MATERIAL FOR THIS EXERCISE —
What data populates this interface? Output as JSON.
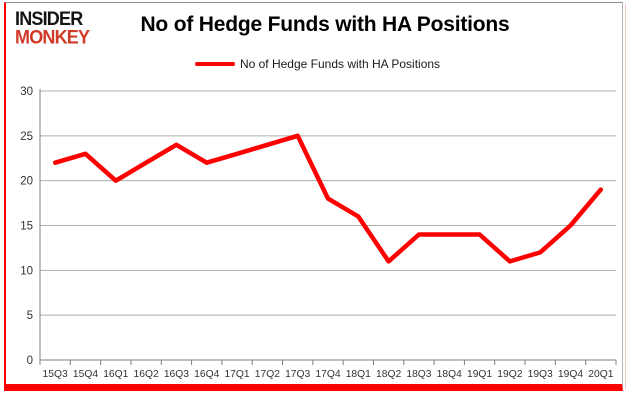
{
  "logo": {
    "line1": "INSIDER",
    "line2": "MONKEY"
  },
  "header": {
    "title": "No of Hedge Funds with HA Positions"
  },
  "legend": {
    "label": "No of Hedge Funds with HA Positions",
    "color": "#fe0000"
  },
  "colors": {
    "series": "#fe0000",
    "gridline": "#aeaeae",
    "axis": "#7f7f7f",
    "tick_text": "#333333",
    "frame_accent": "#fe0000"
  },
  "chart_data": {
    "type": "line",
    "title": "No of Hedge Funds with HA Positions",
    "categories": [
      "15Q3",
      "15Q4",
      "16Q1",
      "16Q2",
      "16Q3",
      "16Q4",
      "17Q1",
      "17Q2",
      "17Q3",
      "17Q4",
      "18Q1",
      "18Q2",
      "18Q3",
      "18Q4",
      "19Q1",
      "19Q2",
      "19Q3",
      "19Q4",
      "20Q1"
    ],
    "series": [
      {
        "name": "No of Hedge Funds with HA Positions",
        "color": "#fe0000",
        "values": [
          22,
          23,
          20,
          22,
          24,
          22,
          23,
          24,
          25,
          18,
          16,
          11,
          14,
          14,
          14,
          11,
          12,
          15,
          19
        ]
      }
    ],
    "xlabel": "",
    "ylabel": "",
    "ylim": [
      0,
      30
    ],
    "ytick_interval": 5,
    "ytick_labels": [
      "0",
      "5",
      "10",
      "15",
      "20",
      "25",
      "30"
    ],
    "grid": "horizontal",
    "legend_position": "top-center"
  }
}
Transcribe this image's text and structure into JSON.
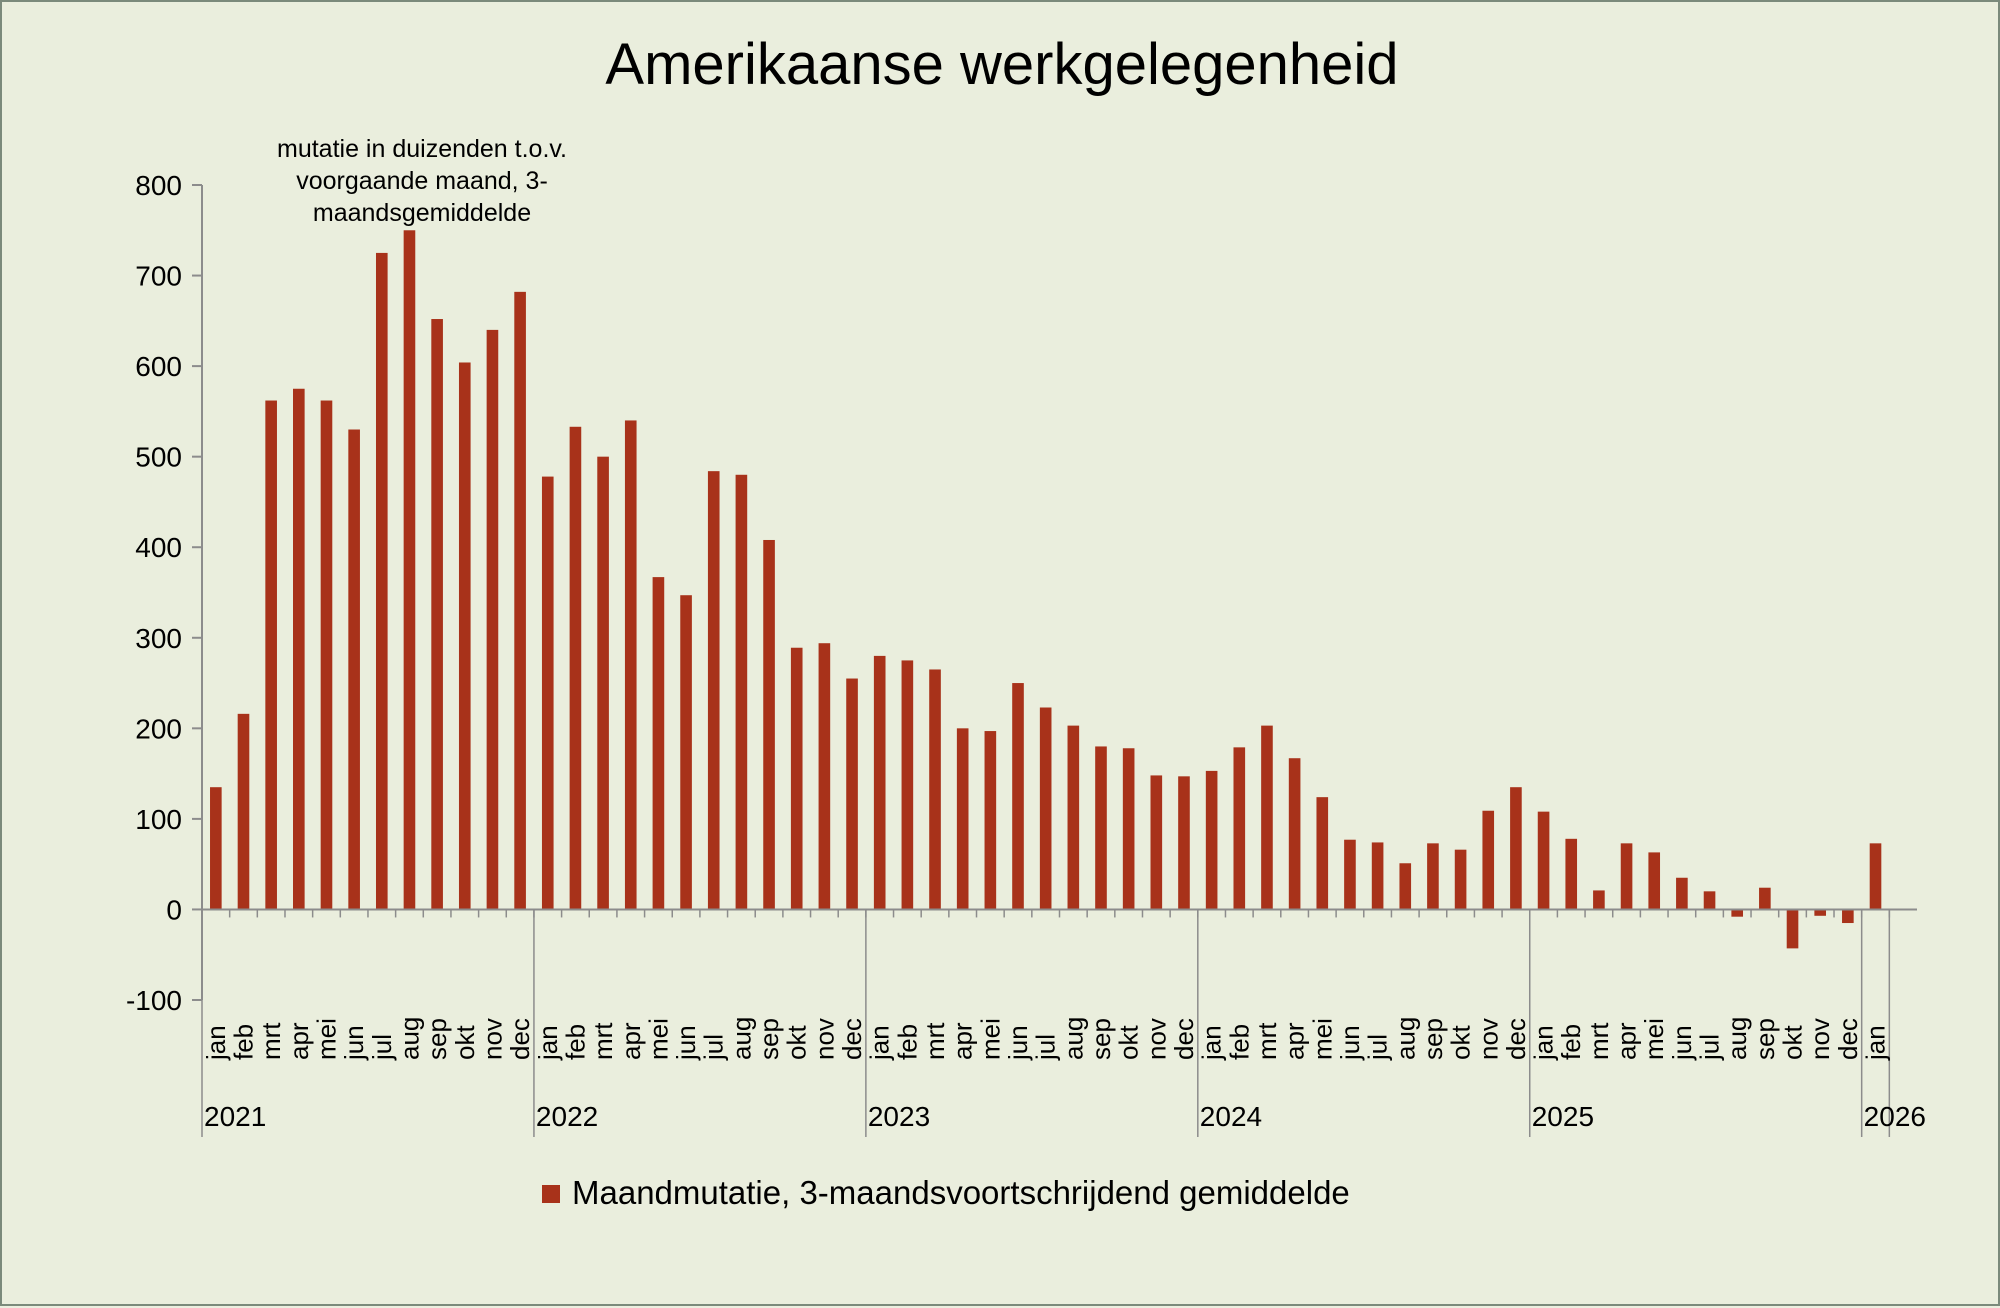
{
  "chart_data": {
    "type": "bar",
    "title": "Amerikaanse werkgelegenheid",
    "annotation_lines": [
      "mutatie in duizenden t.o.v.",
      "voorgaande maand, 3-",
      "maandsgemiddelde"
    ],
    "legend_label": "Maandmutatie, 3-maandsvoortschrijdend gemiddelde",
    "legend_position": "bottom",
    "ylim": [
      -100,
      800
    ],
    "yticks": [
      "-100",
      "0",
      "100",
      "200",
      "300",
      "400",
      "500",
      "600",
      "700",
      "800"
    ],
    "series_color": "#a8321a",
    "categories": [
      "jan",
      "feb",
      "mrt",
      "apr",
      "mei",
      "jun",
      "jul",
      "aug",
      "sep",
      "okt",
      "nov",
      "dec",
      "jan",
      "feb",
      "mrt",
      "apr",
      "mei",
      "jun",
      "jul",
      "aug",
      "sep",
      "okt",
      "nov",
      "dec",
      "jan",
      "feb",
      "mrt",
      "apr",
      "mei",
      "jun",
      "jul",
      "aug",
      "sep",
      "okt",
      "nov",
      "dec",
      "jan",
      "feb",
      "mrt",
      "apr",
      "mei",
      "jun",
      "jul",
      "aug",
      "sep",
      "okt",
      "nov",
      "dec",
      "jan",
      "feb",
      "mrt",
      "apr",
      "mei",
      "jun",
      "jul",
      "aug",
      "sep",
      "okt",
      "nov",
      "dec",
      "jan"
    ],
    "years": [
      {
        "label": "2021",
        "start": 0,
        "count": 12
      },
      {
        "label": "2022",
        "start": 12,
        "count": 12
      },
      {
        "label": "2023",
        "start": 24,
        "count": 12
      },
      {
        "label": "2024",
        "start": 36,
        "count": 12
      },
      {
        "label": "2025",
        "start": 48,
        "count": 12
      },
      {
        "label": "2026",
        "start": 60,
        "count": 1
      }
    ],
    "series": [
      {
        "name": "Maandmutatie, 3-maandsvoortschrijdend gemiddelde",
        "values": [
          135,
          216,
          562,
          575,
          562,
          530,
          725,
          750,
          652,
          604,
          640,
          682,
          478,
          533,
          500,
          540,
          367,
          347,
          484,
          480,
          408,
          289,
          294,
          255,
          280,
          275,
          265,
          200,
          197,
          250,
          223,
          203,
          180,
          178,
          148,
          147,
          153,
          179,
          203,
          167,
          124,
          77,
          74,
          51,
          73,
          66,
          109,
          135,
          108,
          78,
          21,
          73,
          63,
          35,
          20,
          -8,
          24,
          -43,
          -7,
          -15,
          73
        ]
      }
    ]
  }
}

==

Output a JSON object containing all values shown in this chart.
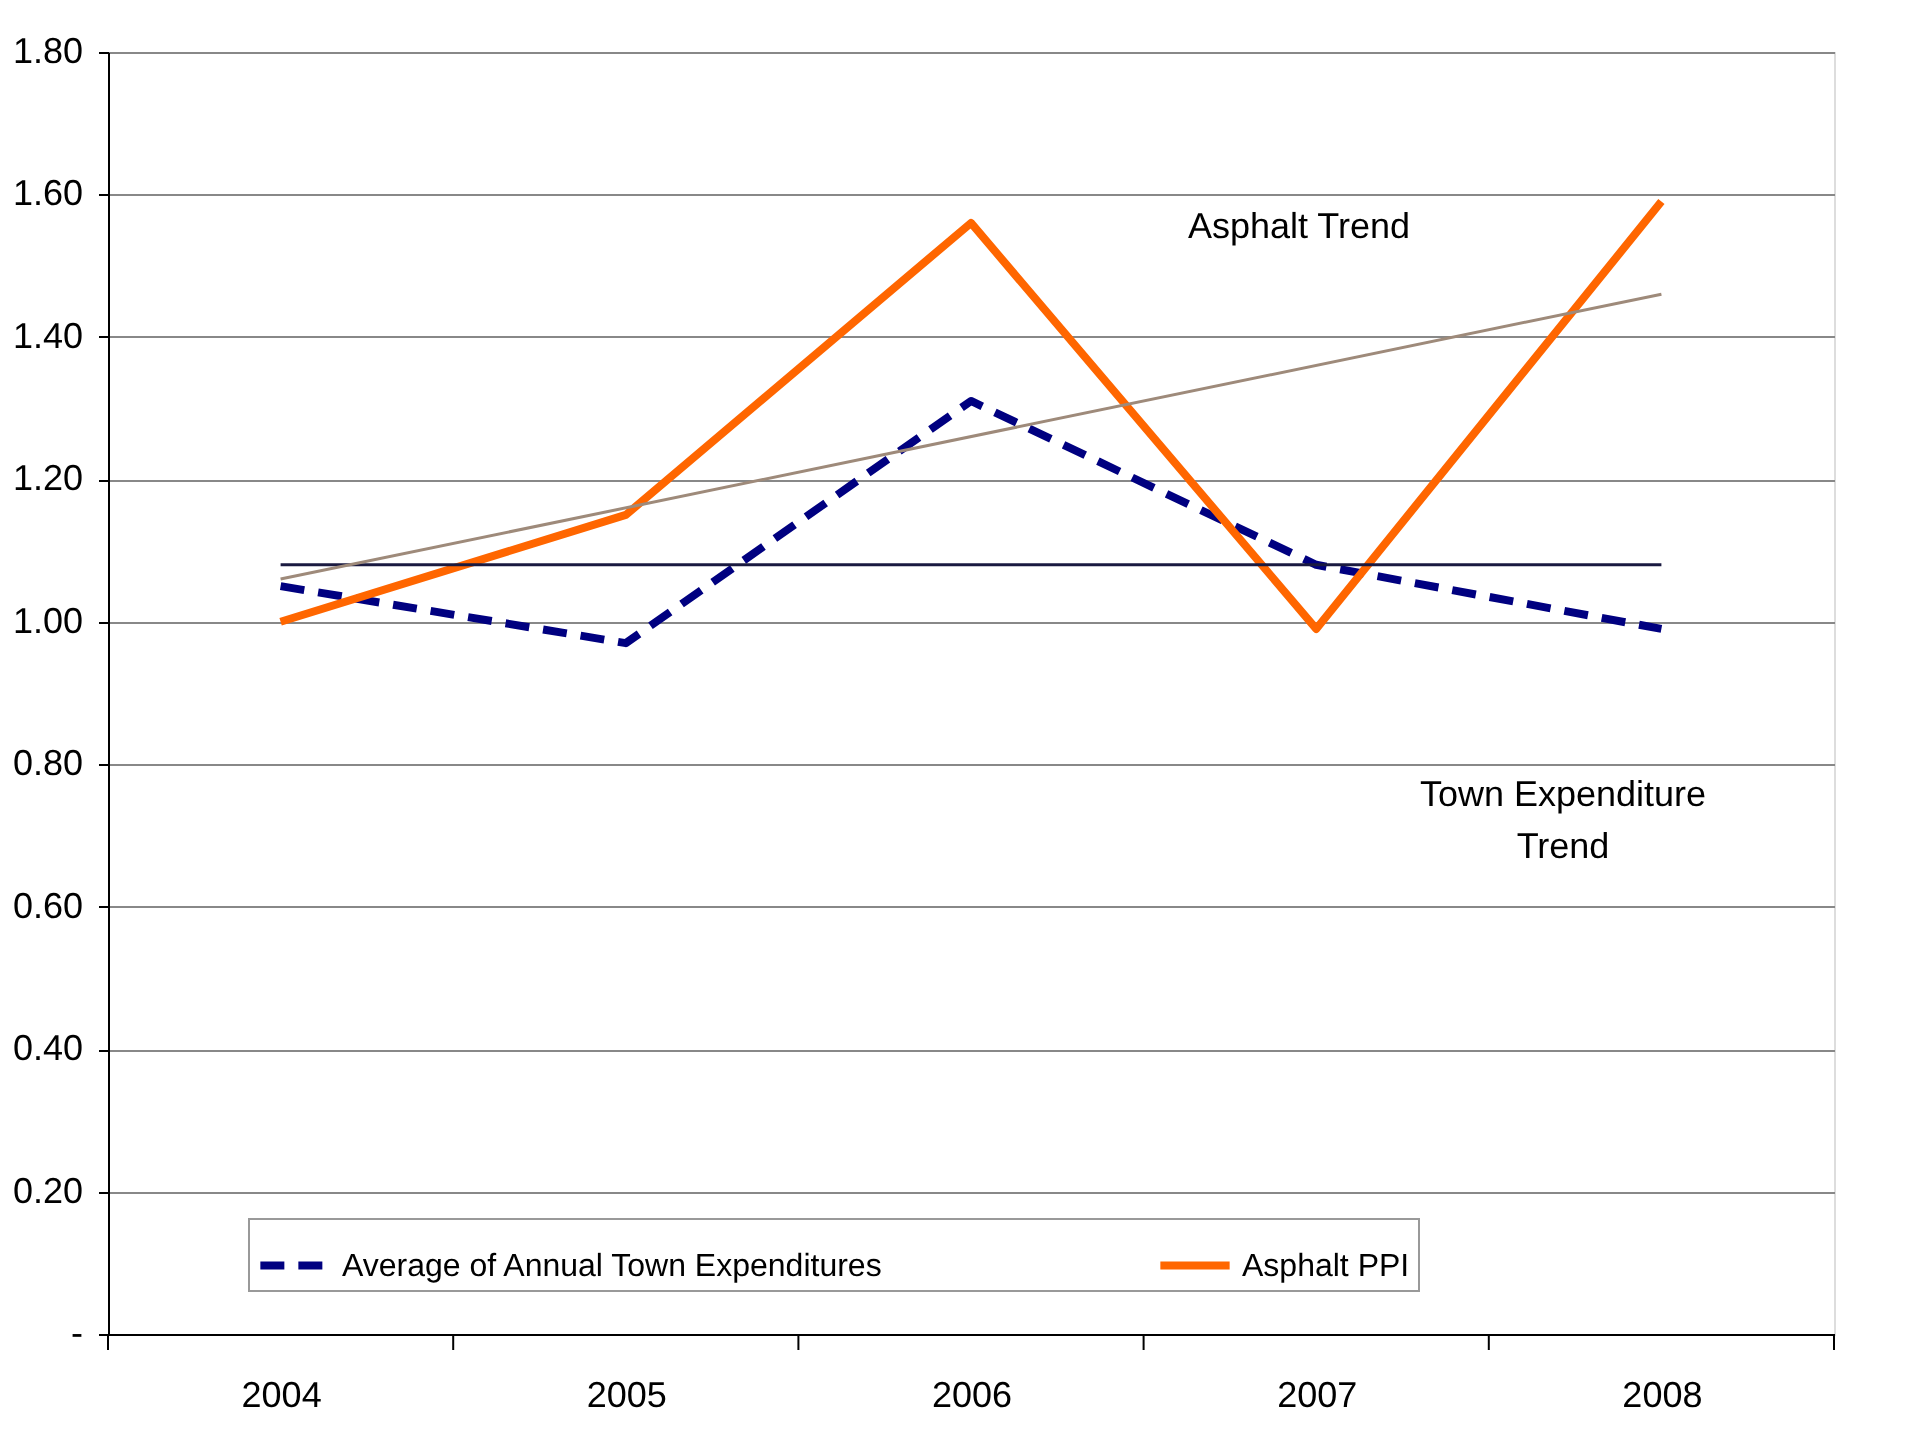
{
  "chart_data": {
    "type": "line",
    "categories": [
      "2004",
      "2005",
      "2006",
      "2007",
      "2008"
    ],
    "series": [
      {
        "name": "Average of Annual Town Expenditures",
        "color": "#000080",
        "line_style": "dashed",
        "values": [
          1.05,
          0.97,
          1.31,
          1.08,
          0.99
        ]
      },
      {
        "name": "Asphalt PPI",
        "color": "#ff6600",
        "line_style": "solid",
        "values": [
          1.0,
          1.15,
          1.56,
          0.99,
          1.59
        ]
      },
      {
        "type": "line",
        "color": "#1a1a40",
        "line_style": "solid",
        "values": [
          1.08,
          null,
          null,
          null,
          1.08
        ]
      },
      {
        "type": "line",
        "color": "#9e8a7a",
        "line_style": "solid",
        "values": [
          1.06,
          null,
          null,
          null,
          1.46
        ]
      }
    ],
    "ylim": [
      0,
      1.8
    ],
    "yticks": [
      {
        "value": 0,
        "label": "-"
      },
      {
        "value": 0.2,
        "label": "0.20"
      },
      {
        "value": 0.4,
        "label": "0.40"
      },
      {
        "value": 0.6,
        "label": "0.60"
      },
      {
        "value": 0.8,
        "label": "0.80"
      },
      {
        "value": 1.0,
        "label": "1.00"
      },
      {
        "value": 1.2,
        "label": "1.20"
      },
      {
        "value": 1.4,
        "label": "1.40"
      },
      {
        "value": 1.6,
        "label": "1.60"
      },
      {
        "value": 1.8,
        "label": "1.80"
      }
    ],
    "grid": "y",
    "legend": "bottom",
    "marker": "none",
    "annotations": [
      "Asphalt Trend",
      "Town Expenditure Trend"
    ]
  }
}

SHORT EXERCISE — Which lines hold the string "JSON"? Copy all of them from the data above.

ANSWER IN FULL —
What data populates this interface? Output as JSON.
Transcribe this image's text and structure into JSON.
Output a JSON object containing all values shown in this chart.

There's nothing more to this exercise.